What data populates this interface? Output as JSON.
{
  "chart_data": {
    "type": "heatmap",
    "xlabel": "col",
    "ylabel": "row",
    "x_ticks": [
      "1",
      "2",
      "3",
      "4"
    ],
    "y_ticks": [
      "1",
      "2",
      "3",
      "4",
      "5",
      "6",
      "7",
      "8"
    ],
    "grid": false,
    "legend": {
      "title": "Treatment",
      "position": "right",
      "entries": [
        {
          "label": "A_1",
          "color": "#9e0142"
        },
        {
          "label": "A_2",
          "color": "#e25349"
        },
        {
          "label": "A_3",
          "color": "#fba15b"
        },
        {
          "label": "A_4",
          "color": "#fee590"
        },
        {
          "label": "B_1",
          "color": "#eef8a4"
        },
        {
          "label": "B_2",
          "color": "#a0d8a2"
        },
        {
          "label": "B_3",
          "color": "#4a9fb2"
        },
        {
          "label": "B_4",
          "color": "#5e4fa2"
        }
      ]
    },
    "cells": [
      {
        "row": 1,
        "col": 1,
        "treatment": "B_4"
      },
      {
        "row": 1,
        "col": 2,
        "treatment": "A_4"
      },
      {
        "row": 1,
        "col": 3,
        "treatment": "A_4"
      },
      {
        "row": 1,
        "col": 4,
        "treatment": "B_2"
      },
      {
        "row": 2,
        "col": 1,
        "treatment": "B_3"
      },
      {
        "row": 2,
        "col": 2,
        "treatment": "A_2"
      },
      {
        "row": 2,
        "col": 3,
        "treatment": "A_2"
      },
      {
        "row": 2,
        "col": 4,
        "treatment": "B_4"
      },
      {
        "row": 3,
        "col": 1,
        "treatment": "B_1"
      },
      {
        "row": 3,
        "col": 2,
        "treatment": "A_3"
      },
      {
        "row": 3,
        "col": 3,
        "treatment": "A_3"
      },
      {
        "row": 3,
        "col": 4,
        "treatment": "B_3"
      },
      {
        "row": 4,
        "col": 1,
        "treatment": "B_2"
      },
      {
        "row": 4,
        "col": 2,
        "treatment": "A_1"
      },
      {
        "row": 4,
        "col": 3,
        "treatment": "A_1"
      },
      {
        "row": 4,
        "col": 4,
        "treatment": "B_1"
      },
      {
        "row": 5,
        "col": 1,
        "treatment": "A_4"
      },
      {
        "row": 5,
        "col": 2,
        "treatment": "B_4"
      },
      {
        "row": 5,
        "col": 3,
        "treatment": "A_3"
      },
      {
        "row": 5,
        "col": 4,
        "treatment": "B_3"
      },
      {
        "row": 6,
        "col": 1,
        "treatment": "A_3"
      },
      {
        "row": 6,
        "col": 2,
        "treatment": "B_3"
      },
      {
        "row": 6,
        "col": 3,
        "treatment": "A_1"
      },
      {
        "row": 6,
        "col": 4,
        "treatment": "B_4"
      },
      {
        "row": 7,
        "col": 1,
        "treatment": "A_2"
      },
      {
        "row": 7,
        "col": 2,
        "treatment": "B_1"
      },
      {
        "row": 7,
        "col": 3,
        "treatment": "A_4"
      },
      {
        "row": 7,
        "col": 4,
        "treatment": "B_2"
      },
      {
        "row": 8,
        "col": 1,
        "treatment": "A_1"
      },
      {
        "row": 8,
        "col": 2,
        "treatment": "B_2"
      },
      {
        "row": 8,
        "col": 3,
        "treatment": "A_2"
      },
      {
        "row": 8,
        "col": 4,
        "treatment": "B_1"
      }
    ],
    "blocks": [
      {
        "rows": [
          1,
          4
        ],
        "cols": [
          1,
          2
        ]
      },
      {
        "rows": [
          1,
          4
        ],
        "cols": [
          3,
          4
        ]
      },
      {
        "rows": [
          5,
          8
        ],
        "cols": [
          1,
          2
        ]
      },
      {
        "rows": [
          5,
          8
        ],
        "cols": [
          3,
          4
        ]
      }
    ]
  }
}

→ Directions for this task: Among the lines of the data above, determine how many contain the word "color". Report the number alone.

→ Exercise answer: 8